• **TASK INSTRUCTIONS**
Type out the material below exactly.
==== DATASET EXCERPTS
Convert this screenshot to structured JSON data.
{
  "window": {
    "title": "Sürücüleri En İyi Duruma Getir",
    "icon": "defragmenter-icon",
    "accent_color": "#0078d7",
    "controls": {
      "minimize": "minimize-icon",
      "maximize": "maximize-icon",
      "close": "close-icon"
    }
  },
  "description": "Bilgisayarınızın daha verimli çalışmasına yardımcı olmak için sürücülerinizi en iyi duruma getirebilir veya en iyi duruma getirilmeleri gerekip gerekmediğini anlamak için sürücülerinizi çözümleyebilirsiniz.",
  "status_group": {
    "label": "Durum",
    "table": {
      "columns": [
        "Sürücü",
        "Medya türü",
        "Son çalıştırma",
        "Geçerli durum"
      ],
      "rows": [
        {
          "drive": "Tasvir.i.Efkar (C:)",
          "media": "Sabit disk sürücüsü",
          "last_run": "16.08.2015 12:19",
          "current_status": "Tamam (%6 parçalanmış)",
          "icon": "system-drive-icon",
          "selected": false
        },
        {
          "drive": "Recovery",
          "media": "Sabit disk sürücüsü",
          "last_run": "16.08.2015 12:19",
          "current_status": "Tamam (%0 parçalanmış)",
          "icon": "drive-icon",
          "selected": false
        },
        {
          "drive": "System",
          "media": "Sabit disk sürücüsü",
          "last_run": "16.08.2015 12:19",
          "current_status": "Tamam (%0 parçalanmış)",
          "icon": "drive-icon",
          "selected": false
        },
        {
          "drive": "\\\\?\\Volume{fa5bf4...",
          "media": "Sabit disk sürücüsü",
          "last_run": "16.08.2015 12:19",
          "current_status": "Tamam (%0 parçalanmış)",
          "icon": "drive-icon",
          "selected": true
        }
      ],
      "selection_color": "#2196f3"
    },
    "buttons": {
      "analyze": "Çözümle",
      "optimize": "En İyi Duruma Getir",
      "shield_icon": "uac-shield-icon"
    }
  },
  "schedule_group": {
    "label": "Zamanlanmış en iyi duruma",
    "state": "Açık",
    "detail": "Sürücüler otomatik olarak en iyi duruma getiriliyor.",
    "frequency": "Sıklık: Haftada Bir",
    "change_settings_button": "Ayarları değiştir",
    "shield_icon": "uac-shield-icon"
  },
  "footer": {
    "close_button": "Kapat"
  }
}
========
• **EXERCISE ANSWER**
Convert this screenshot to structured JSON data.
{
  "window": {
    "title": "Sürücüleri En İyi Duruma Getir",
    "icon": "defragmenter-icon",
    "accent_color": "#0078d7",
    "controls": {
      "minimize": "minimize-icon",
      "maximize": "maximize-icon",
      "close": "close-icon"
    }
  },
  "description": "Bilgisayarınızın daha verimli çalışmasına yardımcı olmak için sürücülerinizi en iyi duruma getirebilir veya en iyi duruma getirilmeleri gerekip gerekmediğini anlamak için sürücülerinizi çözümleyebilirsiniz.",
  "status_group": {
    "label": "Durum",
    "table": {
      "columns": [
        "Sürücü",
        "Medya türü",
        "Son çalıştırma",
        "Geçerli durum"
      ],
      "rows": [
        {
          "drive": "Tasvir.i.Efkar (C:)",
          "media": "Sabit disk sürücüsü",
          "last_run": "16.08.2015 12:19",
          "current_status": "Tamam (%6 parçalanmış)",
          "icon": "system-drive-icon",
          "selected": false
        },
        {
          "drive": "Recovery",
          "media": "Sabit disk sürücüsü",
          "last_run": "16.08.2015 12:19",
          "current_status": "Tamam (%0 parçalanmış)",
          "icon": "drive-icon",
          "selected": false
        },
        {
          "drive": "System",
          "media": "Sabit disk sürücüsü",
          "last_run": "16.08.2015 12:19",
          "current_status": "Tamam (%0 parçalanmış)",
          "icon": "drive-icon",
          "selected": false
        },
        {
          "drive": "\\\\?\\Volume{fa5bf4...",
          "media": "Sabit disk sürücüsü",
          "last_run": "16.08.2015 12:19",
          "current_status": "Tamam (%0 parçalanmış)",
          "icon": "drive-icon",
          "selected": true
        }
      ],
      "selection_color": "#2196f3"
    },
    "buttons": {
      "analyze": "Çözümle",
      "optimize": "En İyi Duruma Getir",
      "shield_icon": "uac-shield-icon"
    }
  },
  "schedule_group": {
    "label": "Zamanlanmış en iyi duruma",
    "state": "Açık",
    "detail": "Sürücüler otomatik olarak en iyi duruma getiriliyor.",
    "frequency": "Sıklık: Haftada Bir",
    "change_settings_button": "Ayarları değiştir",
    "shield_icon": "uac-shield-icon"
  },
  "footer": {
    "close_button": "Kapat"
  }
}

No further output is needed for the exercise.